Dopo meeting Fed, ecco le analisi di economisti e gestori

I gestori di portafoglio hanno analizzato le decisioni annunciate mercoledì dalla Fed concentrandosi sugli impatti sui mercati finanziari e sul dollaro americano.

16 Dicembre 2016 09:25
financialounge -  David Lafferty dollaro Ethenea Federal Reserve GAM Larry Hatheway Natixis Investment Managers PIMCO Richard Clarida Yves Longchamp

Il rialzo dei tassi da parte della Fed deliberato mercoledì non è stato certo una sorpresa mentre lo è stato il fatto che la banca centrale americana abbia dichiarato, di fatto, di essere pronta ad una linea più dura di quella prevista: sembrano infatti possibili ora tre aumenti nel 2017, ognuno dei quali da 25 punti base (+0,25%).

● ● ●

# REQUISITI
Secondo l'estratto sulla Fed, quanti aumenti dei tassi sembrano ora possibili nel 2017, e di quanto sarebbe ciascuno? L'elenco proviene da un'altra fonte.

● ● ●

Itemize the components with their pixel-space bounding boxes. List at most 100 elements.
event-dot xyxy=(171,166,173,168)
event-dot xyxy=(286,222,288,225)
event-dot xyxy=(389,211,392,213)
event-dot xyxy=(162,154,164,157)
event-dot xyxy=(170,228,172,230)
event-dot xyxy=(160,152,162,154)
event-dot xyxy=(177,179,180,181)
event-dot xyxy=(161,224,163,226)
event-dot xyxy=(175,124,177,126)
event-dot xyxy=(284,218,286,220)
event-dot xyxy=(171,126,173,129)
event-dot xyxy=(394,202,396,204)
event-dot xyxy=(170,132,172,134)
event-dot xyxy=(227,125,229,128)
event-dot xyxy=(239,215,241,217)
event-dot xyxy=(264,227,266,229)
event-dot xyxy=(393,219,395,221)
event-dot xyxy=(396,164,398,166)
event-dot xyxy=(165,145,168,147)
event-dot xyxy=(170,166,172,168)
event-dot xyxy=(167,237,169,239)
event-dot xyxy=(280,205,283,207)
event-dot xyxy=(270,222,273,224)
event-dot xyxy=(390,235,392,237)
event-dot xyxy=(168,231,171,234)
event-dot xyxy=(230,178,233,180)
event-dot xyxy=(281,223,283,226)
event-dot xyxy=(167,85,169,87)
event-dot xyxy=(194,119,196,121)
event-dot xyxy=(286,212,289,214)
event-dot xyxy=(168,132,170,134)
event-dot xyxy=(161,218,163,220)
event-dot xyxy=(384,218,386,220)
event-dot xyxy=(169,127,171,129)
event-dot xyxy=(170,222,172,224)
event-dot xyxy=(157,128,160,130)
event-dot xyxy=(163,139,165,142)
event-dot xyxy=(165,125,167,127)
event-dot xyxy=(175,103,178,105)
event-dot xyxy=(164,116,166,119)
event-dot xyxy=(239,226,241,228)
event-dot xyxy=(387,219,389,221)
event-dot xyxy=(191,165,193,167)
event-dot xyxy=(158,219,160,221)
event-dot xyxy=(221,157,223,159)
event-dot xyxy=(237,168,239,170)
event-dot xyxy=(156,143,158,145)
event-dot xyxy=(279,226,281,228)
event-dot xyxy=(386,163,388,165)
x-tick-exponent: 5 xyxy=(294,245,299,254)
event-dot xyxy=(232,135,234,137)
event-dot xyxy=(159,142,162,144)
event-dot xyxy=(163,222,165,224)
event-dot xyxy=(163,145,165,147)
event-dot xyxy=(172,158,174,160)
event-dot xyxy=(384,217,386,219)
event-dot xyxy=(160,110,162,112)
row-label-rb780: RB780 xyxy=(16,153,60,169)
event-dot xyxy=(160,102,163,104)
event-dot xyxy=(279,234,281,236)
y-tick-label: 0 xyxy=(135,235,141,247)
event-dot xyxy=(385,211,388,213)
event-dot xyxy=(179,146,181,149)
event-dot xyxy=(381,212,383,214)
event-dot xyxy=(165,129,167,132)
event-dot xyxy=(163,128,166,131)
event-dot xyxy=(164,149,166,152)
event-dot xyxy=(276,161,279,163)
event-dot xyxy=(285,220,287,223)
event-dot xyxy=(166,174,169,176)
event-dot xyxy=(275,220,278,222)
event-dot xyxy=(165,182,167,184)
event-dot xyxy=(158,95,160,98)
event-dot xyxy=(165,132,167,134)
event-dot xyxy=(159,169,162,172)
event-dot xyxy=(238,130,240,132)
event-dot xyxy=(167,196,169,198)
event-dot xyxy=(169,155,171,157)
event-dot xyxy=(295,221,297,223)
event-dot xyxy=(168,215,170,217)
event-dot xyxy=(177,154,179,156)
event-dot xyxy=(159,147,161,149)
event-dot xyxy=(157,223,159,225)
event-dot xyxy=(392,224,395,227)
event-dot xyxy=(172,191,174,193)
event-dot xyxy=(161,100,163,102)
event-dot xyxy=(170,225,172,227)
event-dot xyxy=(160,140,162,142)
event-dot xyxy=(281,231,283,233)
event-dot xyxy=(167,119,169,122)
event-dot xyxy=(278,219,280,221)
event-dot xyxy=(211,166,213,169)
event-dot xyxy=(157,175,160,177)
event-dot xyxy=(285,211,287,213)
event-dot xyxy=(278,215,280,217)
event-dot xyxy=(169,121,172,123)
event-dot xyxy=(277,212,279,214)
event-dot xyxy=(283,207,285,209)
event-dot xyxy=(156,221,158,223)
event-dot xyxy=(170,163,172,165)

● ● ●

# SOLUZIONE
Tre aumenti, ognuno da 25 punti base (+0,25%).